= THE REQUEST =
Check each line of the listing for the string "eius", then state how many lines have it. Only the number is wanted.
— Start GIVEN RECORDS —
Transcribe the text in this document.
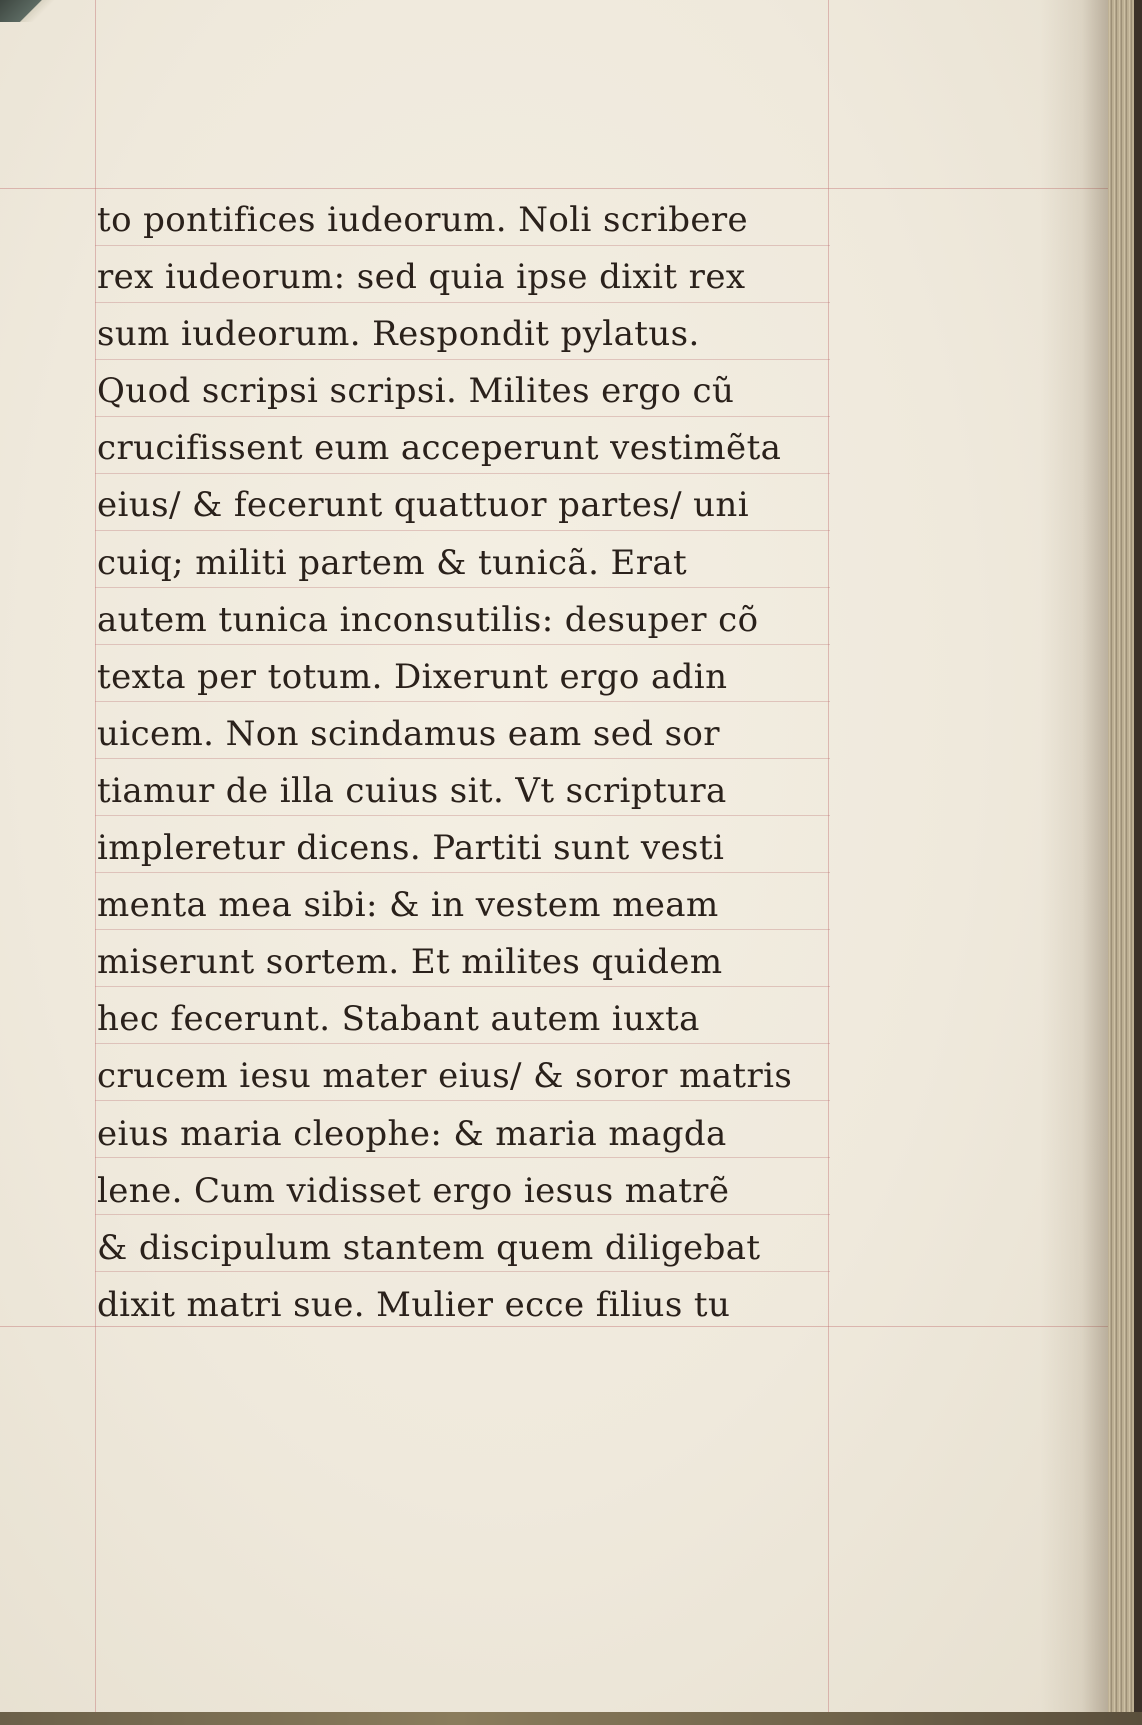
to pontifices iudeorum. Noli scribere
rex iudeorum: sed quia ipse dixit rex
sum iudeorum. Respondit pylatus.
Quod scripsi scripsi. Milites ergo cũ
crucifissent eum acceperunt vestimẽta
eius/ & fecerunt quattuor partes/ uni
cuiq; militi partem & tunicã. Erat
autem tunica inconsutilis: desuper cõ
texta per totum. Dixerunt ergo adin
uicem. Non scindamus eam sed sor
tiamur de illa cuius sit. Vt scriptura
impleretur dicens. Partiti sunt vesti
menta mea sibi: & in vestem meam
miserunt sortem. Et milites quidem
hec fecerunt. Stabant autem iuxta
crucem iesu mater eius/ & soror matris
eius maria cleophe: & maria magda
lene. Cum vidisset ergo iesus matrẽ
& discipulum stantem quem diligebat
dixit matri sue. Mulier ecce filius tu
— End GIVEN RECORDS —
— Start GIVEN RECORDS —
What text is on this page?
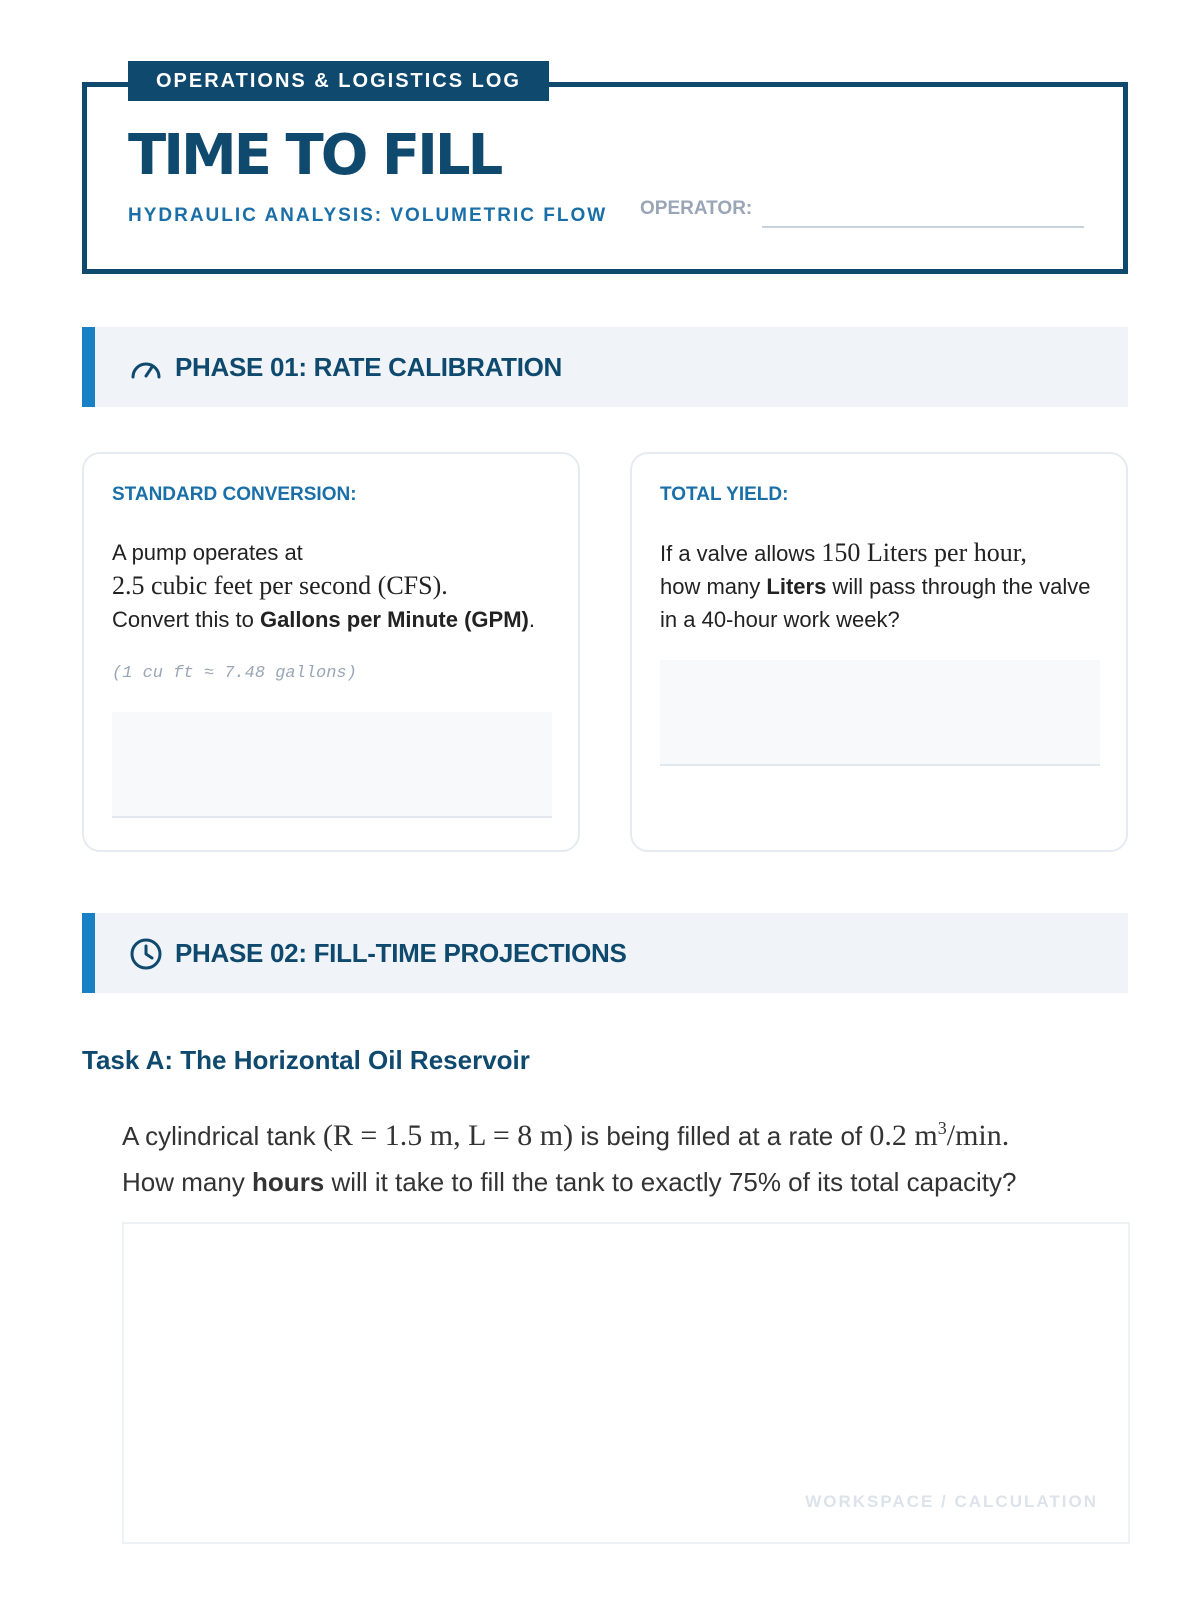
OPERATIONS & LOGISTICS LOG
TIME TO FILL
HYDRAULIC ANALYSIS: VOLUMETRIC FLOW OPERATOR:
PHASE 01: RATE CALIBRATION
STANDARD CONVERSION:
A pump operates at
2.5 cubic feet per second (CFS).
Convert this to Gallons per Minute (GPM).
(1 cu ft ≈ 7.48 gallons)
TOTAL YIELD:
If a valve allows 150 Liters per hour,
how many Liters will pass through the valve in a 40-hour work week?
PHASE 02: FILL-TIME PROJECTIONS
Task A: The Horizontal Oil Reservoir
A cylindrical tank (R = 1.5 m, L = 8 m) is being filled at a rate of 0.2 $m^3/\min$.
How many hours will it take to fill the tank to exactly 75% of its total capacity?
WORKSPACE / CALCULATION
— End GIVEN RECORDS —
= CORRECT ANSWER =
3